Excerpted records:
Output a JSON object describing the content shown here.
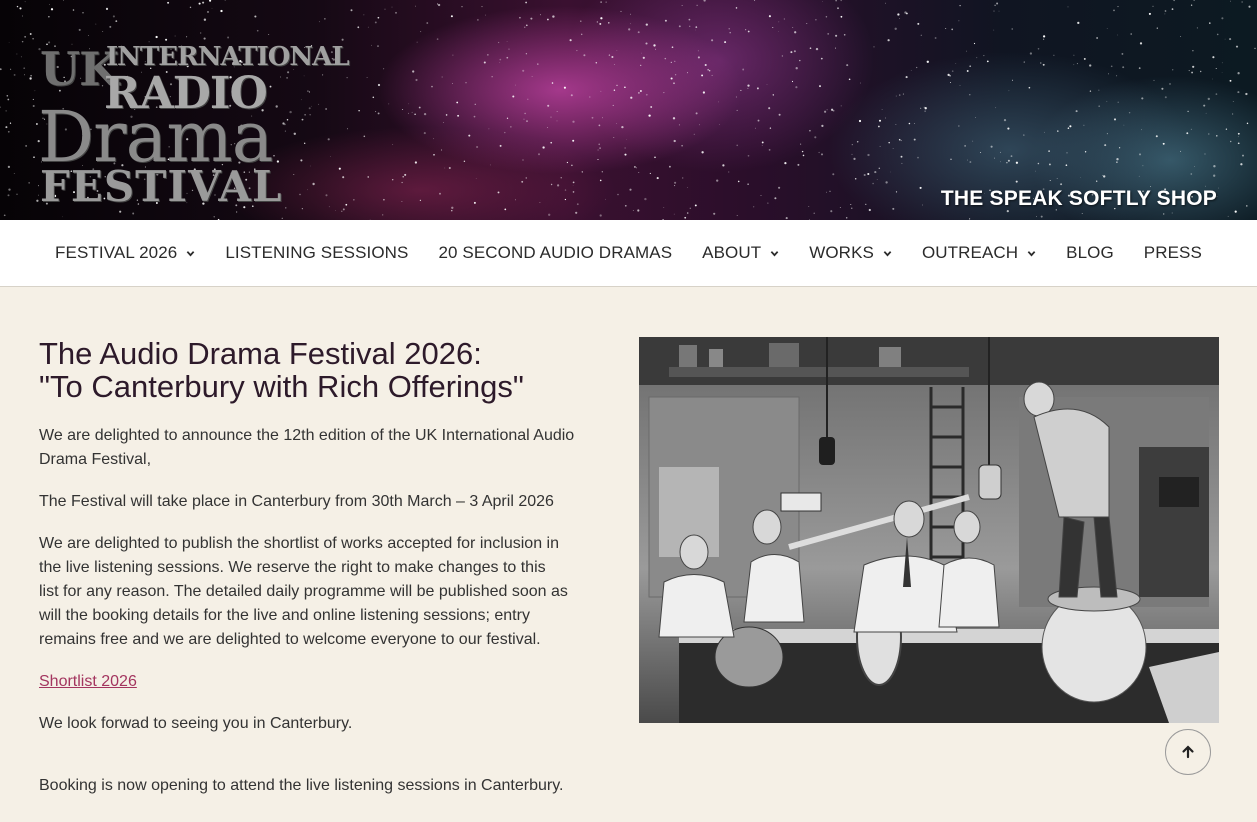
{
  "header": {
    "logo": {
      "line1_uk": "UK",
      "line1_international": "INTERNATIONAL",
      "line2": "RADIO",
      "line3": "Drama",
      "line4": "FESTIVAL"
    },
    "shop_link": "THE SPEAK SOFTLY SHOP"
  },
  "nav": {
    "items": [
      {
        "label": "FESTIVAL 2026",
        "has_dropdown": true
      },
      {
        "label": "LISTENING SESSIONS",
        "has_dropdown": false
      },
      {
        "label": "20 SECOND AUDIO DRAMAS",
        "has_dropdown": false
      },
      {
        "label": "ABOUT",
        "has_dropdown": true
      },
      {
        "label": "WORKS",
        "has_dropdown": true
      },
      {
        "label": "OUTREACH",
        "has_dropdown": true
      },
      {
        "label": "BLOG",
        "has_dropdown": false
      },
      {
        "label": "PRESS",
        "has_dropdown": false
      }
    ]
  },
  "main": {
    "title_line1": "The Audio Drama Festival 2026:",
    "title_line2": "\"To Canterbury with Rich Offerings\"",
    "para1": "We are delighted to announce the 12th edition of the UK International Audio Drama Festival,",
    "para2": "The Festival will take place in Canterbury from 30th March – 3 April 2026",
    "para3": "We are delighted to publish the shortlist of works accepted for inclusion in the live listening sessions. We reserve the right to make changes to this list for any reason. The detailed daily programme will be published soon as will the booking details for the live and online listening sessions; entry remains free and we are delighted to welcome everyone to our festival.",
    "shortlist_link": "Shortlist 2026",
    "para4": "We look forwad to seeing you in Canterbury.",
    "para5": "Booking is now opening to attend the live listening sessions in Canterbury."
  },
  "icons": {
    "dropdown": "chevron-down-icon",
    "back_to_top": "arrow-up-icon"
  },
  "colors": {
    "background": "#f5f0e6",
    "title": "#2d1a2a",
    "link": "#a3355f",
    "nav_bg": "#ffffff"
  }
}
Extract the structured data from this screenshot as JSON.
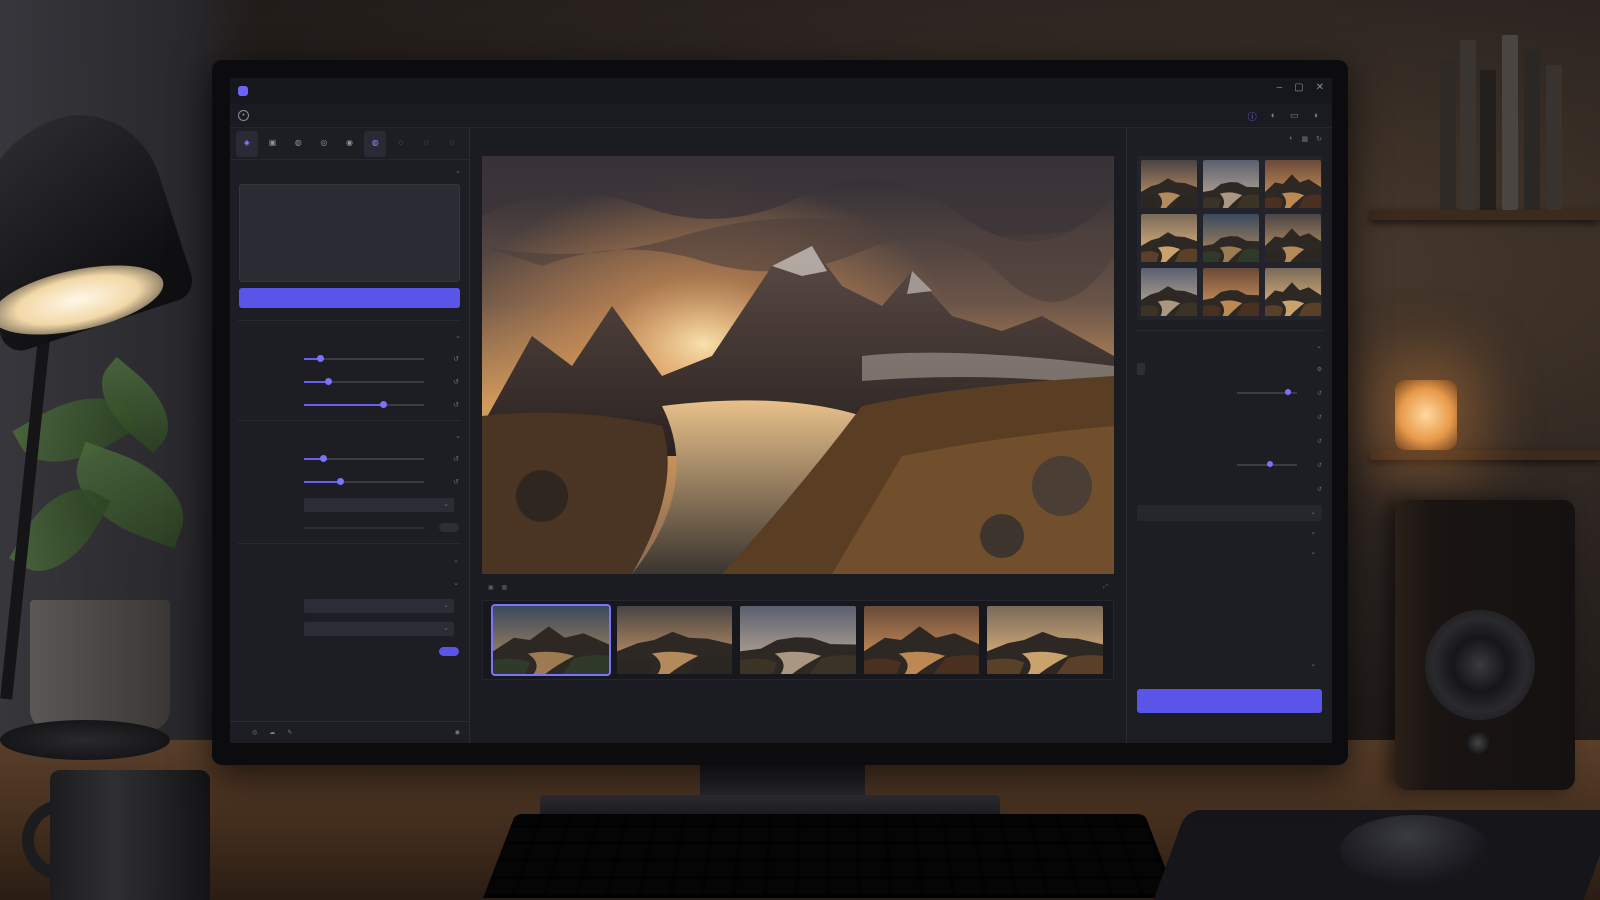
{
  "app": {
    "title": "",
    "window_controls": [
      "–",
      "▢",
      "✕"
    ]
  },
  "toolbar": {
    "tools": [
      {
        "icon": "generate-icon",
        "glyph": "◈",
        "caption": "",
        "active": true
      },
      {
        "icon": "image-icon",
        "glyph": "▣",
        "caption": ""
      },
      {
        "icon": "edit-icon",
        "glyph": "◍",
        "caption": ""
      },
      {
        "icon": "mask-icon",
        "glyph": "◎",
        "caption": ""
      },
      {
        "icon": "upscale-icon",
        "glyph": "◉",
        "caption": ""
      },
      {
        "icon": "style-icon",
        "glyph": "◍",
        "caption": "",
        "active": true
      },
      {
        "icon": "history-icon",
        "glyph": "◌",
        "caption": ""
      },
      {
        "icon": "export-icon",
        "glyph": "◌",
        "caption": ""
      },
      {
        "icon": "settings-icon",
        "glyph": "◌",
        "caption": ""
      }
    ]
  },
  "left_panel": {
    "prompt_section_title": "",
    "generate_label": "",
    "settings_section_title": "",
    "sliders_a": [
      {
        "label": "",
        "value": 0.13
      },
      {
        "label": "",
        "value": 0.2
      },
      {
        "label": "",
        "value": 0.66
      }
    ],
    "advanced_section_title": "",
    "sliders_b": [
      {
        "label": "",
        "value": 0.16
      },
      {
        "label": "",
        "value": 0.3
      }
    ],
    "dropdowns": [
      {
        "label": "",
        "value": ""
      },
      {
        "label": "",
        "value": ""
      },
      {
        "label": "",
        "value": ""
      },
      {
        "label": "",
        "value": ""
      },
      {
        "label": "",
        "value": ""
      }
    ],
    "status": [
      "",
      "",
      "",
      ""
    ]
  },
  "canvas": {
    "zoom_text": "",
    "footer_buttons": [
      "",
      ""
    ]
  },
  "filmstrip": {
    "count": 5,
    "selected_index": 0
  },
  "right_panel": {
    "gallery_title": "",
    "gallery_captions": [
      "",
      "",
      "",
      "",
      "",
      "",
      "",
      "",
      ""
    ],
    "props_title": "",
    "tag_value": "",
    "props": [
      {
        "label": "",
        "slider": 0.85
      },
      {
        "label": ""
      },
      {
        "label": ""
      },
      {
        "label": "",
        "slider": 0.55
      },
      {
        "label": ""
      }
    ],
    "dropdowns": [
      "",
      "",
      "",
      ""
    ],
    "action_label": ""
  },
  "colors": {
    "accent": "#5b54e8",
    "panel_bg": "#1d1e24",
    "screen_bg": "#1b1c22"
  }
}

Problem description: Except for the pictures, print the data above exactly.

Exercise result:
Output a JSON object describing the content shown here.
{
  "header": {
    "logo": {
      "line1_uk": "UK",
      "line1_international": "INTERNATIONAL",
      "line2": "RADIO",
      "line3": "Drama",
      "line4": "FESTIVAL"
    },
    "shop_link": "THE SPEAK SOFTLY SHOP"
  },
  "nav": {
    "items": [
      {
        "label": "FESTIVAL 2026",
        "has_dropdown": true
      },
      {
        "label": "LISTENING SESSIONS",
        "has_dropdown": false
      },
      {
        "label": "20 SECOND AUDIO DRAMAS",
        "has_dropdown": false
      },
      {
        "label": "ABOUT",
        "has_dropdown": true
      },
      {
        "label": "WORKS",
        "has_dropdown": true
      },
      {
        "label": "OUTREACH",
        "has_dropdown": true
      },
      {
        "label": "BLOG",
        "has_dropdown": false
      },
      {
        "label": "PRESS",
        "has_dropdown": false
      }
    ]
  },
  "main": {
    "title_line1": "The Audio Drama Festival 2026:",
    "title_line2": "\"To Canterbury with Rich Offerings\"",
    "para1": "We are delighted to announce the 12th edition of the UK International Audio Drama Festival,",
    "para2": "The Festival will take place in Canterbury from 30th March – 3 April 2026",
    "para3": "We are delighted to publish the shortlist of works accepted for inclusion in the live listening sessions. We reserve the right to make changes to this list for any reason. The detailed daily programme will be published soon as will the booking details for the live and online listening sessions; entry remains free and we are delighted to welcome everyone to our festival.",
    "shortlist_link": "Shortlist 2026",
    "para4": "We look forwad to seeing you in Canterbury.",
    "para5": "Booking is now opening to attend the live listening sessions in Canterbury."
  },
  "icons": {
    "dropdown": "chevron-down-icon",
    "back_to_top": "arrow-up-icon"
  },
  "colors": {
    "background": "#f5f0e6",
    "title": "#2d1a2a",
    "link": "#a3355f",
    "nav_bg": "#ffffff"
  }
}
Extract the structured data from this screenshot as JSON.
{
  "app": {
    "title": "",
    "window_controls": [
      "–",
      "▢",
      "✕"
    ]
  },
  "toolbar": {
    "tools": [
      {
        "icon": "generate-icon",
        "glyph": "◈",
        "caption": "",
        "active": true
      },
      {
        "icon": "image-icon",
        "glyph": "▣",
        "caption": ""
      },
      {
        "icon": "edit-icon",
        "glyph": "◍",
        "caption": ""
      },
      {
        "icon": "mask-icon",
        "glyph": "◎",
        "caption": ""
      },
      {
        "icon": "upscale-icon",
        "glyph": "◉",
        "caption": ""
      },
      {
        "icon": "style-icon",
        "glyph": "◍",
        "caption": "",
        "active": true
      },
      {
        "icon": "history-icon",
        "glyph": "◌",
        "caption": ""
      },
      {
        "icon": "export-icon",
        "glyph": "◌",
        "caption": ""
      },
      {
        "icon": "settings-icon",
        "glyph": "◌",
        "caption": ""
      }
    ]
  },
  "left_panel": {
    "prompt_section_title": "",
    "generate_label": "",
    "settings_section_title": "",
    "sliders_a": [
      {
        "label": "",
        "value": 0.13
      },
      {
        "label": "",
        "value": 0.2
      },
      {
        "label": "",
        "value": 0.66
      }
    ],
    "advanced_section_title": "",
    "sliders_b": [
      {
        "label": "",
        "value": 0.16
      },
      {
        "label": "",
        "value": 0.3
      }
    ],
    "dropdowns": [
      {
        "label": "",
        "value": ""
      },
      {
        "label": "",
        "value": ""
      },
      {
        "label": "",
        "value": ""
      },
      {
        "label": "",
        "value": ""
      },
      {
        "label": "",
        "value": ""
      }
    ],
    "status": [
      "",
      "",
      "",
      ""
    ]
  },
  "canvas": {
    "zoom_text": "",
    "footer_buttons": [
      "",
      ""
    ]
  },
  "filmstrip": {
    "count": 5,
    "selected_index": 0
  },
  "right_panel": {
    "gallery_title": "",
    "gallery_captions": [
      "",
      "",
      "",
      "",
      "",
      "",
      "",
      "",
      ""
    ],
    "props_title": "",
    "tag_value": "",
    "props": [
      {
        "label": "",
        "slider": 0.85
      },
      {
        "label": ""
      },
      {
        "label": ""
      },
      {
        "label": "",
        "slider": 0.55
      },
      {
        "label": ""
      }
    ],
    "dropdowns": [
      "",
      "",
      "",
      ""
    ],
    "action_label": ""
  },
  "colors": {
    "accent": "#5b54e8",
    "panel_bg": "#1d1e24",
    "screen_bg": "#1b1c22"
  }
}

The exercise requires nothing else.